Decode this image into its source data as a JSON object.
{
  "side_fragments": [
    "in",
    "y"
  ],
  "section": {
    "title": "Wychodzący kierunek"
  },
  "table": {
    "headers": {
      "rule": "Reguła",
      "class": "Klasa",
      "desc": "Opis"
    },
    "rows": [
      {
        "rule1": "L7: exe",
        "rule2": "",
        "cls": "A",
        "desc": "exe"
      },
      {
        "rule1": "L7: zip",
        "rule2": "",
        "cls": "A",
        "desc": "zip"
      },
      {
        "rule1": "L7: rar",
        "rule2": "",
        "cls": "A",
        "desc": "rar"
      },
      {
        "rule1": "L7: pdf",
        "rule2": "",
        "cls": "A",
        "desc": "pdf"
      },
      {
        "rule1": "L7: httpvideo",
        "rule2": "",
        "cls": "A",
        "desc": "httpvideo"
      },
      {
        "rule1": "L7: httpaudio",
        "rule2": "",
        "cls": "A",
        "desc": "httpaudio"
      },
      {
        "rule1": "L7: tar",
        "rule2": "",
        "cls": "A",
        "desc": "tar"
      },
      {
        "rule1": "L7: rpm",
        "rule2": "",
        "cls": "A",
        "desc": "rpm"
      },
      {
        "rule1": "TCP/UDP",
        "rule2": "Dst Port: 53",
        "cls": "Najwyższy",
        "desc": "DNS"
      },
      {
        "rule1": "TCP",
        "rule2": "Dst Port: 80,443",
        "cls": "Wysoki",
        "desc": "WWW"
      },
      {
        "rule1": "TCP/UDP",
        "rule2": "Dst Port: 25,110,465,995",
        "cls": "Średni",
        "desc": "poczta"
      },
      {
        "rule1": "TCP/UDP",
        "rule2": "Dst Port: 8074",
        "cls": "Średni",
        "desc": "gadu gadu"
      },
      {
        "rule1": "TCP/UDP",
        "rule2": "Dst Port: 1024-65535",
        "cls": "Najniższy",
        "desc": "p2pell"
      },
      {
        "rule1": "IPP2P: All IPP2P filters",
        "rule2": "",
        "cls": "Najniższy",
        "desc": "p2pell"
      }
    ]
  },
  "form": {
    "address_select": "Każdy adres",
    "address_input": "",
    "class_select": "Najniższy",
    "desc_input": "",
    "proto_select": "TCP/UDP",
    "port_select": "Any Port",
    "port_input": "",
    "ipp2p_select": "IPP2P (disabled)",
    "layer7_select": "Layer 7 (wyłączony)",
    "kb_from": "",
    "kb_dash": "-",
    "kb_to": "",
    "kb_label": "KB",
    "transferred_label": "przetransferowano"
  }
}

# Given exercise
Repeat the material in full, exactly as it stands.

# Exercise answer
Decode this image into its source data as a JSON object.
{
  "side_fragments": [
    "in",
    "y"
  ],
  "section": {
    "title": "Wychodzący kierunek"
  },
  "table": {
    "headers": {
      "rule": "Reguła",
      "class": "Klasa",
      "desc": "Opis"
    },
    "rows": [
      {
        "rule1": "L7: exe",
        "rule2": "",
        "cls": "A",
        "desc": "exe"
      },
      {
        "rule1": "L7: zip",
        "rule2": "",
        "cls": "A",
        "desc": "zip"
      },
      {
        "rule1": "L7: rar",
        "rule2": "",
        "cls": "A",
        "desc": "rar"
      },
      {
        "rule1": "L7: pdf",
        "rule2": "",
        "cls": "A",
        "desc": "pdf"
      },
      {
        "rule1": "L7: httpvideo",
        "rule2": "",
        "cls": "A",
        "desc": "httpvideo"
      },
      {
        "rule1": "L7: httpaudio",
        "rule2": "",
        "cls": "A",
        "desc": "httpaudio"
      },
      {
        "rule1": "L7: tar",
        "rule2": "",
        "cls": "A",
        "desc": "tar"
      },
      {
        "rule1": "L7: rpm",
        "rule2": "",
        "cls": "A",
        "desc": "rpm"
      },
      {
        "rule1": "TCP/UDP",
        "rule2": "Dst Port: 53",
        "cls": "Najwyższy",
        "desc": "DNS"
      },
      {
        "rule1": "TCP",
        "rule2": "Dst Port: 80,443",
        "cls": "Wysoki",
        "desc": "WWW"
      },
      {
        "rule1": "TCP/UDP",
        "rule2": "Dst Port: 25,110,465,995",
        "cls": "Średni",
        "desc": "poczta"
      },
      {
        "rule1": "TCP/UDP",
        "rule2": "Dst Port: 8074",
        "cls": "Średni",
        "desc": "gadu gadu"
      },
      {
        "rule1": "TCP/UDP",
        "rule2": "Dst Port: 1024-65535",
        "cls": "Najniższy",
        "desc": "p2pell"
      },
      {
        "rule1": "IPP2P: All IPP2P filters",
        "rule2": "",
        "cls": "Najniższy",
        "desc": "p2pell"
      }
    ]
  },
  "form": {
    "address_select": "Każdy adres",
    "address_input": "",
    "class_select": "Najniższy",
    "desc_input": "",
    "proto_select": "TCP/UDP",
    "port_select": "Any Port",
    "port_input": "",
    "ipp2p_select": "IPP2P (disabled)",
    "layer7_select": "Layer 7 (wyłączony)",
    "kb_from": "",
    "kb_dash": "-",
    "kb_to": "",
    "kb_label": "KB",
    "transferred_label": "przetransferowano"
  }
}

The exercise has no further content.